From the records below, extract all the text exactly and leave the images behind.
────────
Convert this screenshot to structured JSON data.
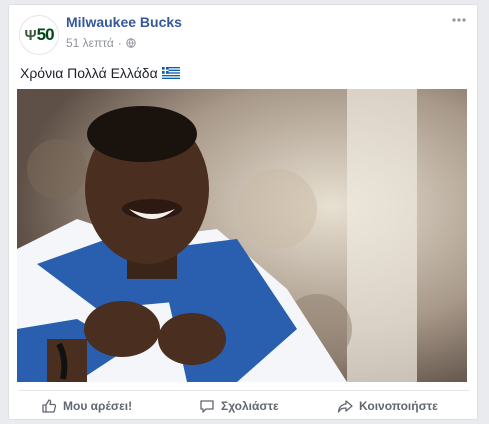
{
  "post": {
    "page_name": "Milwaukee Bucks",
    "avatar_text": "50",
    "timestamp": "51 λεπτά",
    "separator": "·",
    "text": "Χρόνια Πολλά Ελλάδα",
    "flag_icon": "greece-flag-icon",
    "photo_description_icon": "photo"
  },
  "actions": {
    "like_label": "Μου αρέσει!",
    "comment_label": "Σχολιάστε",
    "share_label": "Κοινοποιήστε"
  },
  "colors": {
    "link": "#365899",
    "meta": "#90949c",
    "action": "#616770",
    "brand_green": "#00471b"
  }
}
────────
== Task answer ==
Convert this screenshot to structured JSON data.
{
  "post": {
    "page_name": "Milwaukee Bucks",
    "avatar_text": "50",
    "timestamp": "51 λεπτά",
    "separator": "·",
    "text": "Χρόνια Πολλά Ελλάδα",
    "flag_icon": "greece-flag-icon",
    "photo_description_icon": "photo"
  },
  "actions": {
    "like_label": "Μου αρέσει!",
    "comment_label": "Σχολιάστε",
    "share_label": "Κοινοποιήστε"
  },
  "colors": {
    "link": "#365899",
    "meta": "#90949c",
    "action": "#616770",
    "brand_green": "#00471b"
  }
}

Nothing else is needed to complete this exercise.